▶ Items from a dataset
□ □ □

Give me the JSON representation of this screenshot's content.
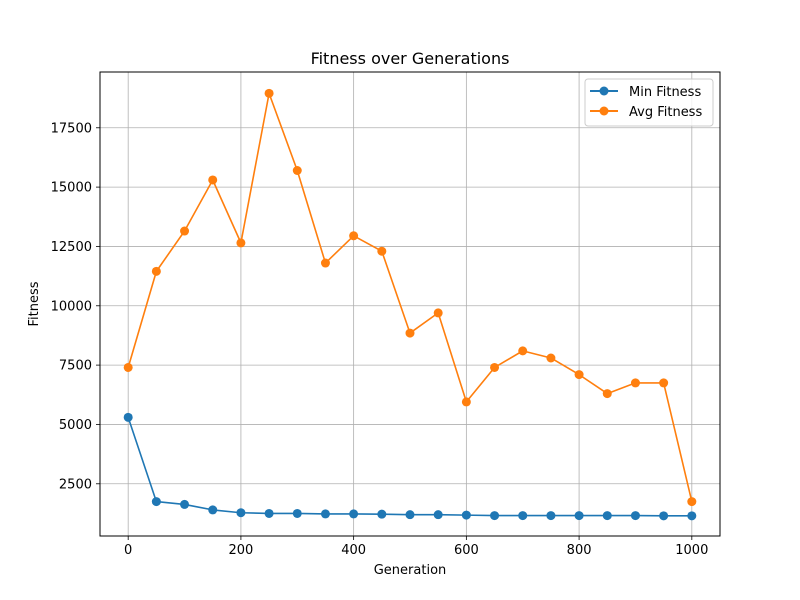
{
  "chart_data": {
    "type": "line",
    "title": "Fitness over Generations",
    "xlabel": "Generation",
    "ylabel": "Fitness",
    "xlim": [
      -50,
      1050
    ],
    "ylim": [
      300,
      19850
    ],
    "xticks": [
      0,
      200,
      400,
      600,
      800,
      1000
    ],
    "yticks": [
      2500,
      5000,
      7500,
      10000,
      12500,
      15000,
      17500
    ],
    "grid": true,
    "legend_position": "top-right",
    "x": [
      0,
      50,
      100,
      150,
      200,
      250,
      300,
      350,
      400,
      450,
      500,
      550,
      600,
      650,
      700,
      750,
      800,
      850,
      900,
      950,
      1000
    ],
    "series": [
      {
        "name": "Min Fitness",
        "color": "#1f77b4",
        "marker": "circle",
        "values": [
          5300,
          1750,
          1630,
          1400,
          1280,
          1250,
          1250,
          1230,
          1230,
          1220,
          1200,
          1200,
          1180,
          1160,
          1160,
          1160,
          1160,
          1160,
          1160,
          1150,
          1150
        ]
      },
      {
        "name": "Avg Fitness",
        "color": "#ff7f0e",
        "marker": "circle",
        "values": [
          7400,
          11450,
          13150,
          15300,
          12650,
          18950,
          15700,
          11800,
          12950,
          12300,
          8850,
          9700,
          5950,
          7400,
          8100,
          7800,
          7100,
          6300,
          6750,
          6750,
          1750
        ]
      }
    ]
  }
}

□ □ □

▶ Task brief
Retype the records exactly. Any image in them should not appear in what you write.

▶ Reply to the task
Give me the JSON representation of this screenshot's content.
{
  "chart_data": {
    "type": "line",
    "title": "Fitness over Generations",
    "xlabel": "Generation",
    "ylabel": "Fitness",
    "xlim": [
      -50,
      1050
    ],
    "ylim": [
      300,
      19850
    ],
    "xticks": [
      0,
      200,
      400,
      600,
      800,
      1000
    ],
    "yticks": [
      2500,
      5000,
      7500,
      10000,
      12500,
      15000,
      17500
    ],
    "grid": true,
    "legend_position": "top-right",
    "x": [
      0,
      50,
      100,
      150,
      200,
      250,
      300,
      350,
      400,
      450,
      500,
      550,
      600,
      650,
      700,
      750,
      800,
      850,
      900,
      950,
      1000
    ],
    "series": [
      {
        "name": "Min Fitness",
        "color": "#1f77b4",
        "marker": "circle",
        "values": [
          5300,
          1750,
          1630,
          1400,
          1280,
          1250,
          1250,
          1230,
          1230,
          1220,
          1200,
          1200,
          1180,
          1160,
          1160,
          1160,
          1160,
          1160,
          1160,
          1150,
          1150
        ]
      },
      {
        "name": "Avg Fitness",
        "color": "#ff7f0e",
        "marker": "circle",
        "values": [
          7400,
          11450,
          13150,
          15300,
          12650,
          18950,
          15700,
          11800,
          12950,
          12300,
          8850,
          9700,
          5950,
          7400,
          8100,
          7800,
          7100,
          6300,
          6750,
          6750,
          1750
        ]
      }
    ]
  }
}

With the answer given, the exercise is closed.